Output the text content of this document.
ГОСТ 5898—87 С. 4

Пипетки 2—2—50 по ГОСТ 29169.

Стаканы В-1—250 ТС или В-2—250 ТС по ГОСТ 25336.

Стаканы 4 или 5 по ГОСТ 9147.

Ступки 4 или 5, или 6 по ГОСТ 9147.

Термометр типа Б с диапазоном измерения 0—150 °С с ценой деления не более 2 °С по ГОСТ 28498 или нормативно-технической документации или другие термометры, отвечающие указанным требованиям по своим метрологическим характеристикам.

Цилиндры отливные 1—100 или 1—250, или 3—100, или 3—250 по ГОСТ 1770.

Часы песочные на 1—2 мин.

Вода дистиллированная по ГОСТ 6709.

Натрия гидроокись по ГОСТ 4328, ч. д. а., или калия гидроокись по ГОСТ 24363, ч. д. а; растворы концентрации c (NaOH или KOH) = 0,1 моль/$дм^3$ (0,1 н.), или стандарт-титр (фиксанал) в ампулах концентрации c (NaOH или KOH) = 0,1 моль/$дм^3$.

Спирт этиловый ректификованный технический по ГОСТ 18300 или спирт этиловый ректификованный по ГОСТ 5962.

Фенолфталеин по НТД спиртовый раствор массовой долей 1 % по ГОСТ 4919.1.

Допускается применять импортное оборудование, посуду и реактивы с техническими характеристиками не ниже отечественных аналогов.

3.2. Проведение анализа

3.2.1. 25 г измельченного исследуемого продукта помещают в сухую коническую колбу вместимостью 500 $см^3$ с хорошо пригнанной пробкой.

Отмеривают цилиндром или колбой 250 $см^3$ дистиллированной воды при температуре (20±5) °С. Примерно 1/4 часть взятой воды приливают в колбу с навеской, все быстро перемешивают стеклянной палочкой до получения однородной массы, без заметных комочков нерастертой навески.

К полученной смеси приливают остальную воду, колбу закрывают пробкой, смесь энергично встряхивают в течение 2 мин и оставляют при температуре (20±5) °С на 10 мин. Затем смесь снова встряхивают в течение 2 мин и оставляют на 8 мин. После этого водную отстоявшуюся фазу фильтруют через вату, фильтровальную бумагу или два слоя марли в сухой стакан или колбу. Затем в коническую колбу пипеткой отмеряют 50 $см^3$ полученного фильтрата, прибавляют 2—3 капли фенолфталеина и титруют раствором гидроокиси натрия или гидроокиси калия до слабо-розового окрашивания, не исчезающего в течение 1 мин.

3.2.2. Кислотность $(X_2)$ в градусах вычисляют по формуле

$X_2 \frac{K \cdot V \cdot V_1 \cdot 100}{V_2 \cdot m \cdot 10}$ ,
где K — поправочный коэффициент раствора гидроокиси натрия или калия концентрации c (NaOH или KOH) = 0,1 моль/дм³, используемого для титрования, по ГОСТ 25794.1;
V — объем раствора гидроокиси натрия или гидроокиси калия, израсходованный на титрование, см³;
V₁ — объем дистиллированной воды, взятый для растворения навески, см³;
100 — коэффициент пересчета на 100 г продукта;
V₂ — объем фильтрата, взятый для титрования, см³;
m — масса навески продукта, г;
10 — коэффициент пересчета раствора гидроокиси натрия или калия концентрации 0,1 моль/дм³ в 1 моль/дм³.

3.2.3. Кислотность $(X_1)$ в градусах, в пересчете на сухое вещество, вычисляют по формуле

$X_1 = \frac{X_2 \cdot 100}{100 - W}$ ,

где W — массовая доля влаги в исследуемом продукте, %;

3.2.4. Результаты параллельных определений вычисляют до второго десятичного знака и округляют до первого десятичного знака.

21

###

**Requirement:**
Extract all of the data shown above without alteration.

**Problem solution:**
Output the text content of this document.
ГОСТ 5898—87 С. 4

Пипетки 2—2—50 по ГОСТ 29169.

Стаканы В-1—250 ТС или В-2—250 ТС по ГОСТ 25336.

Стаканы 4 или 5 по ГОСТ 9147.

Ступки 4 или 5, или 6 по ГОСТ 9147.

Термометр типа Б с диапазоном измерения 0—150 °С с ценой деления не более 2 °С по ГОСТ 28498 или нормативно-технической документации или другие термометры, отвечающие указанным требованиям по своим метрологическим характеристикам.

Цилиндры отливные 1—100 или 1—250, или 3—100, или 3—250 по ГОСТ 1770.

Часы песочные на 1—2 мин.

Вода дистиллированная по ГОСТ 6709.

Натрия гидроокись по ГОСТ 4328, ч. д. а., или калия гидроокись по ГОСТ 24363, ч. д. а; растворы концентрации c (NaOH или KOH) = 0,1 моль/$дм^3$ (0,1 н.), или стандарт-титр (фиксанал) в ампулах концентрации c (NaOH или KOH) = 0,1 моль/$дм^3$.

Спирт этиловый ректификованный технический по ГОСТ 18300 или спирт этиловый ректификованный по ГОСТ 5962.

Фенолфталеин по НТД спиртовый раствор массовой долей 1 % по ГОСТ 4919.1.

Допускается применять импортное оборудование, посуду и реактивы с техническими характеристиками не ниже отечественных аналогов.

3.2. Проведение анализа

3.2.1. 25 г измельченного исследуемого продукта помещают в сухую коническую колбу вместимостью 500 $см^3$ с хорошо пригнанной пробкой.

Отмеривают цилиндром или колбой 250 $см^3$ дистиллированной воды при температуре (20±5) °С. Примерно 1/4 часть взятой воды приливают в колбу с навеской, все быстро перемешивают стеклянной палочкой до получения однородной массы, без заметных комочков нерастертой навески.

К полученной смеси приливают остальную воду, колбу закрывают пробкой, смесь энергично встряхивают в течение 2 мин и оставляют при температуре (20±5) °С на 10 мин. Затем смесь снова встряхивают в течение 2 мин и оставляют на 8 мин. После этого водную отстоявшуюся фазу фильтруют через вату, фильтровальную бумагу или два слоя марли в сухой стакан или колбу. Затем в коническую колбу пипеткой отмеряют 50 $см^3$ полученного фильтрата, прибавляют 2—3 капли фенолфталеина и титруют раствором гидроокиси натрия или гидроокиси калия до слабо-розового окрашивания, не исчезающего в течение 1 мин.

3.2.2. Кислотность $(X_2)$ в градусах вычисляют по формуле

$X_2 \frac{K \cdot V \cdot V_1 \cdot 100}{V_2 \cdot m \cdot 10}$ ,
где K — поправочный коэффициент раствора гидроокиси натрия или калия концентрации c (NaOH или KOH) = 0,1 моль/дм³, используемого для титрования, по ГОСТ 25794.1;
V — объем раствора гидроокиси натрия или гидроокиси калия, израсходованный на титрование, см³;
V₁ — объем дистиллированной воды, взятый для растворения навески, см³;
100 — коэффициент пересчета на 100 г продукта;
V₂ — объем фильтрата, взятый для титрования, см³;
m — масса навески продукта, г;
10 — коэффициент пересчета раствора гидроокиси натрия или калия концентрации 0,1 моль/дм³ в 1 моль/дм³.

3.2.3. Кислотность $(X_1)$ в градусах, в пересчете на сухое вещество, вычисляют по формуле

$X_1 = \frac{X_2 \cdot 100}{100 - W}$ ,

где W — массовая доля влаги в исследуемом продукте, %;

3.2.4. Результаты параллельных определений вычисляют до второго десятичного знака и округляют до первого десятичного знака.

21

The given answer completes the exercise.